## Written request
Exactly reproduce the lines that follow.

## Supplied material
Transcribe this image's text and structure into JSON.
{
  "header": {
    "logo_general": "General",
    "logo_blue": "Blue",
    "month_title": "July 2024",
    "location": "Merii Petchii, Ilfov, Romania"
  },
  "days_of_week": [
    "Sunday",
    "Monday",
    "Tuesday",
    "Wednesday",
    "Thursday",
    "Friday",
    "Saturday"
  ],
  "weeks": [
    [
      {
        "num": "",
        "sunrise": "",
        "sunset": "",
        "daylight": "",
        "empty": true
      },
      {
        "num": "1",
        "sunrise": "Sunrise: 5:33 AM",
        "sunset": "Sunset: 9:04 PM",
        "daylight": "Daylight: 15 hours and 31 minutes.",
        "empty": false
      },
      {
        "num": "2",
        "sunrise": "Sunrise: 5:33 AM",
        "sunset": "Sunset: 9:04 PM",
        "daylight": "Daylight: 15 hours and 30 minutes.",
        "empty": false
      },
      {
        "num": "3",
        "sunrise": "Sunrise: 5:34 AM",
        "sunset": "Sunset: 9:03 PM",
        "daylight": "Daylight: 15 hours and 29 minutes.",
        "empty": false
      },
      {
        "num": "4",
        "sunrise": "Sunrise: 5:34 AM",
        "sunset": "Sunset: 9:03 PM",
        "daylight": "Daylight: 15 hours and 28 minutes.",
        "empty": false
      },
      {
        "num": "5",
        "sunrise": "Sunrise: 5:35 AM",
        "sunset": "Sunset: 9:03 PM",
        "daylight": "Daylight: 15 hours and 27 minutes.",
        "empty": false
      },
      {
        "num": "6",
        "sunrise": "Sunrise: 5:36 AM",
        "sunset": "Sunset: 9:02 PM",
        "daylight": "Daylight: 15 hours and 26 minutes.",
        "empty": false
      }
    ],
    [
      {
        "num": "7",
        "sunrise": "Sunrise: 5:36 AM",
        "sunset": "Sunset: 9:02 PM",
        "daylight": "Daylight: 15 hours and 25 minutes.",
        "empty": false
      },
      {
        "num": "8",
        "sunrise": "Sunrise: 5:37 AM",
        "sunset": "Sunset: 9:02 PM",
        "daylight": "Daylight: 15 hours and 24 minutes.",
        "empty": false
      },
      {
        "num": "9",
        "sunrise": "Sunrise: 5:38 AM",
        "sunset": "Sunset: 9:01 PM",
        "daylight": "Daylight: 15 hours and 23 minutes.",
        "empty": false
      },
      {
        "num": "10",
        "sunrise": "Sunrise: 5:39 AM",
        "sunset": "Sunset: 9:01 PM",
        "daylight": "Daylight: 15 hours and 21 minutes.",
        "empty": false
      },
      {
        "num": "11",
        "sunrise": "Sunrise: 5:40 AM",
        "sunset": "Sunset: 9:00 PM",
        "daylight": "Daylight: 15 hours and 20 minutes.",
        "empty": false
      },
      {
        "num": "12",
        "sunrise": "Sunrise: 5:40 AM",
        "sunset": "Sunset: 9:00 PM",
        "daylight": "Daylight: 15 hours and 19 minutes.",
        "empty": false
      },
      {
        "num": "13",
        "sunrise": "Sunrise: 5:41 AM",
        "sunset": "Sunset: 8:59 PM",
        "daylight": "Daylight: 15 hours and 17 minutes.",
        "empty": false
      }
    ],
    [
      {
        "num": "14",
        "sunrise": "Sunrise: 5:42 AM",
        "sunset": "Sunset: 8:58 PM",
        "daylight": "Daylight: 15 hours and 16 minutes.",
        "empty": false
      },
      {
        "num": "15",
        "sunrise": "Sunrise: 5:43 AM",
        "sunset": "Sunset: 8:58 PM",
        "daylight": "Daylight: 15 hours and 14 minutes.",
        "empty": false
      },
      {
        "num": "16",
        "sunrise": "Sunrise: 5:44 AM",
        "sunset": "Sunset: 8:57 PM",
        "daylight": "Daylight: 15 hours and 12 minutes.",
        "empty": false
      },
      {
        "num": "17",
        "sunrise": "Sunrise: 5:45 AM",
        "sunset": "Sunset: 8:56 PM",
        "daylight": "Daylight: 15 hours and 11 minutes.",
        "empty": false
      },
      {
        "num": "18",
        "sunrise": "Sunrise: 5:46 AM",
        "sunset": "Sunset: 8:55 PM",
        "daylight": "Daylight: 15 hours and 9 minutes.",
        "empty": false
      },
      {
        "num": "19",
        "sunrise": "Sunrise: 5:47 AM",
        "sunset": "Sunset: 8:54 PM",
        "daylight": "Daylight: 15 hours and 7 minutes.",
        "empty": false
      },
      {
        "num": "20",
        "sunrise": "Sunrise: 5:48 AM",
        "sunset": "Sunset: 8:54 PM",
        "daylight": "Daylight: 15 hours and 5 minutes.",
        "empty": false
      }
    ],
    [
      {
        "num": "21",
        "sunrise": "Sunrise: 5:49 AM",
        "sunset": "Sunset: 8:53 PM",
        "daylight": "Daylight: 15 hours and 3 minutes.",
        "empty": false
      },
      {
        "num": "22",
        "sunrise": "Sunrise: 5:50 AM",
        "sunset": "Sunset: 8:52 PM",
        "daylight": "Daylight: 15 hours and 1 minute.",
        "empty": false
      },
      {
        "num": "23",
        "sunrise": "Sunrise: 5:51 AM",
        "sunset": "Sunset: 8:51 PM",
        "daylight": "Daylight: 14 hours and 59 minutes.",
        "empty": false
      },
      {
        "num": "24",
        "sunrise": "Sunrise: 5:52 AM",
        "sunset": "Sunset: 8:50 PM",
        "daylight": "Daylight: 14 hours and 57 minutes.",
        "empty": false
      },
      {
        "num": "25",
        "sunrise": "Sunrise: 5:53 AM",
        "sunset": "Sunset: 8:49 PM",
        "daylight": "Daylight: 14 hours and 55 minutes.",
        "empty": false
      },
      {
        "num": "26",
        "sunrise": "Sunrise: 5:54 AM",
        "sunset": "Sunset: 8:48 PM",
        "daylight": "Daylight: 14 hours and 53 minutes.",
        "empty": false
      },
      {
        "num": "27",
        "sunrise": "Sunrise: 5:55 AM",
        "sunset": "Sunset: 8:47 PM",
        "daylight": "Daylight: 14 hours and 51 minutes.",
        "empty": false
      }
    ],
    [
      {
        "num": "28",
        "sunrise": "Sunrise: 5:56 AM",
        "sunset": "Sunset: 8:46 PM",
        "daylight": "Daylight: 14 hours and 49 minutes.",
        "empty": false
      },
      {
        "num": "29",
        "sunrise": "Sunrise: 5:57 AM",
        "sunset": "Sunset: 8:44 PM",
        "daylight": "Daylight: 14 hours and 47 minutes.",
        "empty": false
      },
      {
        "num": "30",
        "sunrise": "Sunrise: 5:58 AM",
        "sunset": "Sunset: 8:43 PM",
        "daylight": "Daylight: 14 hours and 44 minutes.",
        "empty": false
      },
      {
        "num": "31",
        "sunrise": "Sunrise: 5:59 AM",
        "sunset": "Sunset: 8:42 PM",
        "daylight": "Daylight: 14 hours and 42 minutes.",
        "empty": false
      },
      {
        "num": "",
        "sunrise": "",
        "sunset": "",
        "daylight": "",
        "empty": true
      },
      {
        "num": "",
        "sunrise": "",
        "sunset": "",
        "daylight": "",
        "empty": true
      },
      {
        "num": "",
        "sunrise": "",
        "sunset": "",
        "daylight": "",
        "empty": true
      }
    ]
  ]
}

## Answer to this task
Transcribe this image's text and structure into JSON.
{
  "header": {
    "logo_general": "General",
    "logo_blue": "Blue",
    "month_title": "July 2024",
    "location": "Merii Petchii, Ilfov, Romania"
  },
  "days_of_week": [
    "Sunday",
    "Monday",
    "Tuesday",
    "Wednesday",
    "Thursday",
    "Friday",
    "Saturday"
  ],
  "weeks": [
    [
      {
        "num": "",
        "sunrise": "",
        "sunset": "",
        "daylight": "",
        "empty": true
      },
      {
        "num": "1",
        "sunrise": "Sunrise: 5:33 AM",
        "sunset": "Sunset: 9:04 PM",
        "daylight": "Daylight: 15 hours and 31 minutes.",
        "empty": false
      },
      {
        "num": "2",
        "sunrise": "Sunrise: 5:33 AM",
        "sunset": "Sunset: 9:04 PM",
        "daylight": "Daylight: 15 hours and 30 minutes.",
        "empty": false
      },
      {
        "num": "3",
        "sunrise": "Sunrise: 5:34 AM",
        "sunset": "Sunset: 9:03 PM",
        "daylight": "Daylight: 15 hours and 29 minutes.",
        "empty": false
      },
      {
        "num": "4",
        "sunrise": "Sunrise: 5:34 AM",
        "sunset": "Sunset: 9:03 PM",
        "daylight": "Daylight: 15 hours and 28 minutes.",
        "empty": false
      },
      {
        "num": "5",
        "sunrise": "Sunrise: 5:35 AM",
        "sunset": "Sunset: 9:03 PM",
        "daylight": "Daylight: 15 hours and 27 minutes.",
        "empty": false
      },
      {
        "num": "6",
        "sunrise": "Sunrise: 5:36 AM",
        "sunset": "Sunset: 9:02 PM",
        "daylight": "Daylight: 15 hours and 26 minutes.",
        "empty": false
      }
    ],
    [
      {
        "num": "7",
        "sunrise": "Sunrise: 5:36 AM",
        "sunset": "Sunset: 9:02 PM",
        "daylight": "Daylight: 15 hours and 25 minutes.",
        "empty": false
      },
      {
        "num": "8",
        "sunrise": "Sunrise: 5:37 AM",
        "sunset": "Sunset: 9:02 PM",
        "daylight": "Daylight: 15 hours and 24 minutes.",
        "empty": false
      },
      {
        "num": "9",
        "sunrise": "Sunrise: 5:38 AM",
        "sunset": "Sunset: 9:01 PM",
        "daylight": "Daylight: 15 hours and 23 minutes.",
        "empty": false
      },
      {
        "num": "10",
        "sunrise": "Sunrise: 5:39 AM",
        "sunset": "Sunset: 9:01 PM",
        "daylight": "Daylight: 15 hours and 21 minutes.",
        "empty": false
      },
      {
        "num": "11",
        "sunrise": "Sunrise: 5:40 AM",
        "sunset": "Sunset: 9:00 PM",
        "daylight": "Daylight: 15 hours and 20 minutes.",
        "empty": false
      },
      {
        "num": "12",
        "sunrise": "Sunrise: 5:40 AM",
        "sunset": "Sunset: 9:00 PM",
        "daylight": "Daylight: 15 hours and 19 minutes.",
        "empty": false
      },
      {
        "num": "13",
        "sunrise": "Sunrise: 5:41 AM",
        "sunset": "Sunset: 8:59 PM",
        "daylight": "Daylight: 15 hours and 17 minutes.",
        "empty": false
      }
    ],
    [
      {
        "num": "14",
        "sunrise": "Sunrise: 5:42 AM",
        "sunset": "Sunset: 8:58 PM",
        "daylight": "Daylight: 15 hours and 16 minutes.",
        "empty": false
      },
      {
        "num": "15",
        "sunrise": "Sunrise: 5:43 AM",
        "sunset": "Sunset: 8:58 PM",
        "daylight": "Daylight: 15 hours and 14 minutes.",
        "empty": false
      },
      {
        "num": "16",
        "sunrise": "Sunrise: 5:44 AM",
        "sunset": "Sunset: 8:57 PM",
        "daylight": "Daylight: 15 hours and 12 minutes.",
        "empty": false
      },
      {
        "num": "17",
        "sunrise": "Sunrise: 5:45 AM",
        "sunset": "Sunset: 8:56 PM",
        "daylight": "Daylight: 15 hours and 11 minutes.",
        "empty": false
      },
      {
        "num": "18",
        "sunrise": "Sunrise: 5:46 AM",
        "sunset": "Sunset: 8:55 PM",
        "daylight": "Daylight: 15 hours and 9 minutes.",
        "empty": false
      },
      {
        "num": "19",
        "sunrise": "Sunrise: 5:47 AM",
        "sunset": "Sunset: 8:54 PM",
        "daylight": "Daylight: 15 hours and 7 minutes.",
        "empty": false
      },
      {
        "num": "20",
        "sunrise": "Sunrise: 5:48 AM",
        "sunset": "Sunset: 8:54 PM",
        "daylight": "Daylight: 15 hours and 5 minutes.",
        "empty": false
      }
    ],
    [
      {
        "num": "21",
        "sunrise": "Sunrise: 5:49 AM",
        "sunset": "Sunset: 8:53 PM",
        "daylight": "Daylight: 15 hours and 3 minutes.",
        "empty": false
      },
      {
        "num": "22",
        "sunrise": "Sunrise: 5:50 AM",
        "sunset": "Sunset: 8:52 PM",
        "daylight": "Daylight: 15 hours and 1 minute.",
        "empty": false
      },
      {
        "num": "23",
        "sunrise": "Sunrise: 5:51 AM",
        "sunset": "Sunset: 8:51 PM",
        "daylight": "Daylight: 14 hours and 59 minutes.",
        "empty": false
      },
      {
        "num": "24",
        "sunrise": "Sunrise: 5:52 AM",
        "sunset": "Sunset: 8:50 PM",
        "daylight": "Daylight: 14 hours and 57 minutes.",
        "empty": false
      },
      {
        "num": "25",
        "sunrise": "Sunrise: 5:53 AM",
        "sunset": "Sunset: 8:49 PM",
        "daylight": "Daylight: 14 hours and 55 minutes.",
        "empty": false
      },
      {
        "num": "26",
        "sunrise": "Sunrise: 5:54 AM",
        "sunset": "Sunset: 8:48 PM",
        "daylight": "Daylight: 14 hours and 53 minutes.",
        "empty": false
      },
      {
        "num": "27",
        "sunrise": "Sunrise: 5:55 AM",
        "sunset": "Sunset: 8:47 PM",
        "daylight": "Daylight: 14 hours and 51 minutes.",
        "empty": false
      }
    ],
    [
      {
        "num": "28",
        "sunrise": "Sunrise: 5:56 AM",
        "sunset": "Sunset: 8:46 PM",
        "daylight": "Daylight: 14 hours and 49 minutes.",
        "empty": false
      },
      {
        "num": "29",
        "sunrise": "Sunrise: 5:57 AM",
        "sunset": "Sunset: 8:44 PM",
        "daylight": "Daylight: 14 hours and 47 minutes.",
        "empty": false
      },
      {
        "num": "30",
        "sunrise": "Sunrise: 5:58 AM",
        "sunset": "Sunset: 8:43 PM",
        "daylight": "Daylight: 14 hours and 44 minutes.",
        "empty": false
      },
      {
        "num": "31",
        "sunrise": "Sunrise: 5:59 AM",
        "sunset": "Sunset: 8:42 PM",
        "daylight": "Daylight: 14 hours and 42 minutes.",
        "empty": false
      },
      {
        "num": "",
        "sunrise": "",
        "sunset": "",
        "daylight": "",
        "empty": true
      },
      {
        "num": "",
        "sunrise": "",
        "sunset": "",
        "daylight": "",
        "empty": true
      },
      {
        "num": "",
        "sunrise": "",
        "sunset": "",
        "daylight": "",
        "empty": true
      }
    ]
  ]
}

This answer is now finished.